*** DATA FOR THE TASK
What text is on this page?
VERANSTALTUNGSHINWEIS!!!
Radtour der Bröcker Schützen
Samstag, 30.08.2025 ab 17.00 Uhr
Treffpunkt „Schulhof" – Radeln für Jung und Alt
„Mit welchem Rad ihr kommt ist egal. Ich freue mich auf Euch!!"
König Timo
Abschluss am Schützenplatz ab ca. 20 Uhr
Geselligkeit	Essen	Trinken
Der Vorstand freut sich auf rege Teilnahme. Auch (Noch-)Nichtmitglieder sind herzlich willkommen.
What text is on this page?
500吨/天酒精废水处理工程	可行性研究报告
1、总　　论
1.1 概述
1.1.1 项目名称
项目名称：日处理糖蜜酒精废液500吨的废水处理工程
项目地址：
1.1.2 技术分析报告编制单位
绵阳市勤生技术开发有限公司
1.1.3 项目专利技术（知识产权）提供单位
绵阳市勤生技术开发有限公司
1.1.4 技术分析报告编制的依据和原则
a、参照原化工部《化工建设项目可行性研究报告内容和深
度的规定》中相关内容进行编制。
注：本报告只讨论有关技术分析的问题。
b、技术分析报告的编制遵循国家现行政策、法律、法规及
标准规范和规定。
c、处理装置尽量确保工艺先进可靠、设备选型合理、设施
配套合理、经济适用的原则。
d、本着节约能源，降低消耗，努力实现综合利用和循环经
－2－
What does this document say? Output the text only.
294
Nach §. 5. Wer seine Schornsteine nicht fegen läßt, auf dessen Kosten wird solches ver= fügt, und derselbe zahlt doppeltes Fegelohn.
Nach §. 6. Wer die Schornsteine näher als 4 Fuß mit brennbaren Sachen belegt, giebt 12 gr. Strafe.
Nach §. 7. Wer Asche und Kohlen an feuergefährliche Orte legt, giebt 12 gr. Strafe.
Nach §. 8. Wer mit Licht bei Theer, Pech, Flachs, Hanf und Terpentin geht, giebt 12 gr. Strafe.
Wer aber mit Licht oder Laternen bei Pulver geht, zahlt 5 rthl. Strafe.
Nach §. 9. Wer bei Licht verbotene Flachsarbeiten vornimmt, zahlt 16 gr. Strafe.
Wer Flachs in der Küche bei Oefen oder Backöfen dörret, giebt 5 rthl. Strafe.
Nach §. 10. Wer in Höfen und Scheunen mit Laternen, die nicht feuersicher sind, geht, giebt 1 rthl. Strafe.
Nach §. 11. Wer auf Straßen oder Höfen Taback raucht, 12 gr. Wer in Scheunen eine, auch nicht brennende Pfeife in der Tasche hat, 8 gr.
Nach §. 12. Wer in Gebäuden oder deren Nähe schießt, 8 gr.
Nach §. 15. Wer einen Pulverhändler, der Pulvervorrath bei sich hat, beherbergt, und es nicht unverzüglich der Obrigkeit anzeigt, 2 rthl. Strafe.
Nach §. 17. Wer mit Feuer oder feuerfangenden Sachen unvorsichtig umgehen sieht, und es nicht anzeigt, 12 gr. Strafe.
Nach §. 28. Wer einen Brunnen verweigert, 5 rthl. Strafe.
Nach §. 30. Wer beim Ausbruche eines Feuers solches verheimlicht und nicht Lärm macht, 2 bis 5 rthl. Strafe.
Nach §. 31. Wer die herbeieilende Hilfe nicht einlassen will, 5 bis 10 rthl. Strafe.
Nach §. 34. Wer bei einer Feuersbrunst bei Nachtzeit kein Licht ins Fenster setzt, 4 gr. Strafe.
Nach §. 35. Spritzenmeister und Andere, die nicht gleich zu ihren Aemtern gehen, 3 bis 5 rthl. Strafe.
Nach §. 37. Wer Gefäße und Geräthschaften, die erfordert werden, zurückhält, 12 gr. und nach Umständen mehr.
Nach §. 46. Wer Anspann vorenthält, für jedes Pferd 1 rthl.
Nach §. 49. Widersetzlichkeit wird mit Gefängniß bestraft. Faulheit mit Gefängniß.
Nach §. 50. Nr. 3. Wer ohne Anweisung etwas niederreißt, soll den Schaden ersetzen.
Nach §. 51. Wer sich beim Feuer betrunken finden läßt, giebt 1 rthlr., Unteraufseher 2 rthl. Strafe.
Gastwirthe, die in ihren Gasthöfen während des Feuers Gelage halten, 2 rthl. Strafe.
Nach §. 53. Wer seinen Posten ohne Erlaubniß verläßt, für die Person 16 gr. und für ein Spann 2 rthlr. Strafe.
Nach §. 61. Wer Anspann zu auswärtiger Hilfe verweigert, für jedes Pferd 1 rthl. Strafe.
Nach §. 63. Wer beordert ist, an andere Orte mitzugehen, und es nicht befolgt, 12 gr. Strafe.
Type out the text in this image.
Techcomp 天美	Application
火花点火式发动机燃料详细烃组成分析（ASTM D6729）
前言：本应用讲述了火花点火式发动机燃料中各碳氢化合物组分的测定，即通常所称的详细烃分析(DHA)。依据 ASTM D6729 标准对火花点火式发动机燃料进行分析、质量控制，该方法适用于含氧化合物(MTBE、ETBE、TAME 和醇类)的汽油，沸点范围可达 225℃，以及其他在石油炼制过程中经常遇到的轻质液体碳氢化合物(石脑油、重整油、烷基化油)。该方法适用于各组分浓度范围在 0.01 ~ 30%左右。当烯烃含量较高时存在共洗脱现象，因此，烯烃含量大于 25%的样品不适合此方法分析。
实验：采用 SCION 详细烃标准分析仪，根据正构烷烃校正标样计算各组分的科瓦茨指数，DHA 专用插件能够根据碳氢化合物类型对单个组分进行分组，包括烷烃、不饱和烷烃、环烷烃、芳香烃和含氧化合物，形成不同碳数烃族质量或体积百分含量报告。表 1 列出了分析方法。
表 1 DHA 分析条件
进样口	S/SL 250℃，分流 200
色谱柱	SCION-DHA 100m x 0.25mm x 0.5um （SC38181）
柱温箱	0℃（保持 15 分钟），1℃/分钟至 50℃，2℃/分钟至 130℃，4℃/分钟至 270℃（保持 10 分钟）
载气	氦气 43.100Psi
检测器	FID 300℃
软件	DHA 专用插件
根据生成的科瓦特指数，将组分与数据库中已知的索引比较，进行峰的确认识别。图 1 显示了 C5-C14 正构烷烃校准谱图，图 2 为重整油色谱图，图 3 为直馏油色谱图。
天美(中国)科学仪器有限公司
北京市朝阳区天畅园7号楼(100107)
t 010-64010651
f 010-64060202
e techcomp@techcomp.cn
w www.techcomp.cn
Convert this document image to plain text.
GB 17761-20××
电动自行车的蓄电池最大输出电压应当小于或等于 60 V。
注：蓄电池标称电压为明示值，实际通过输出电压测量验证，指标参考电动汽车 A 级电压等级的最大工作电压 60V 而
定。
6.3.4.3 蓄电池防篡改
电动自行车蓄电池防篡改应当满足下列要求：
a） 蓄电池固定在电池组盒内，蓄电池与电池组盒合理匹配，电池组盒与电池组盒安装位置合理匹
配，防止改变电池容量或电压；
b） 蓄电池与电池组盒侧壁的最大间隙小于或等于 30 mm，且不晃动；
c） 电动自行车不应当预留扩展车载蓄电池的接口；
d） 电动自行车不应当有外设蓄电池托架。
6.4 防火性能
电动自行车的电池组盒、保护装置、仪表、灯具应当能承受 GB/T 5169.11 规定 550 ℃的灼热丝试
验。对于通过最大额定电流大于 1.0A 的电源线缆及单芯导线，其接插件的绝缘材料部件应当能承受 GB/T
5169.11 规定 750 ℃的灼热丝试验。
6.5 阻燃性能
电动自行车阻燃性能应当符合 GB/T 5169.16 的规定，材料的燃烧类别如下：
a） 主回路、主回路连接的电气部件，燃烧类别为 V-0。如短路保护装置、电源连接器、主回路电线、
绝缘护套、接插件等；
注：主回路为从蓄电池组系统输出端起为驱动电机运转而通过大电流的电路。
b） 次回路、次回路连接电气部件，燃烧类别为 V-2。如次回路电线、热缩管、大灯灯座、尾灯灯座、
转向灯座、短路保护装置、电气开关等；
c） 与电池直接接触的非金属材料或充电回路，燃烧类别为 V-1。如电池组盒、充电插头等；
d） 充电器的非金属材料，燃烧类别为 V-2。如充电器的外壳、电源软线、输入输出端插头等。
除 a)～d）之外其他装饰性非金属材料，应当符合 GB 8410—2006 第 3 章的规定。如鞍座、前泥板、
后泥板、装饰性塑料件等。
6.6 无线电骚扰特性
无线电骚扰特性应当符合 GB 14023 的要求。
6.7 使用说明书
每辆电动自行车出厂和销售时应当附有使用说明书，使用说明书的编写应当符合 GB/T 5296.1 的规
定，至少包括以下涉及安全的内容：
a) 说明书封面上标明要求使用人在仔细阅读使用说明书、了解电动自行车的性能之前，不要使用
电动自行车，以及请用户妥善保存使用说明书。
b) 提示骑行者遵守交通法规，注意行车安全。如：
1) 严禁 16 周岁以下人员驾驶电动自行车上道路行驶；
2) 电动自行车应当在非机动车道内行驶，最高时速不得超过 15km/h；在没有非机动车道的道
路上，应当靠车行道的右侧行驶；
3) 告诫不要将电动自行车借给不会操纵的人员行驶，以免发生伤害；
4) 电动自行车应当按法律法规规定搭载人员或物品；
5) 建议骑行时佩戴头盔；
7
******
__AIM__
Which lines hold the word "oder"? Copy every one of them.

__FULL SOLUTION__
Wer aber mit Licht oder Laternen bei Pulver geht, zahlt 5 rthl. Strafe.
Wer Flachs in der Küche bei Oefen oder Backöfen dörret, giebt 5 rthl. Strafe.
Nach §. 11. Wer auf Straßen oder Höfen Taback raucht, 12 gr. Wer in Scheunen eine, auch nicht brennende Pfeife in der Tasche hat, 8 gr.
Nach §. 12. Wer in Gebäuden oder deren Nähe schießt, 8 gr.
Nach §. 17. Wer mit Feuer oder feuerfangenden Sachen unvorsichtig umgehen sieht, und es nicht anzeigt, 12 gr. Strafe.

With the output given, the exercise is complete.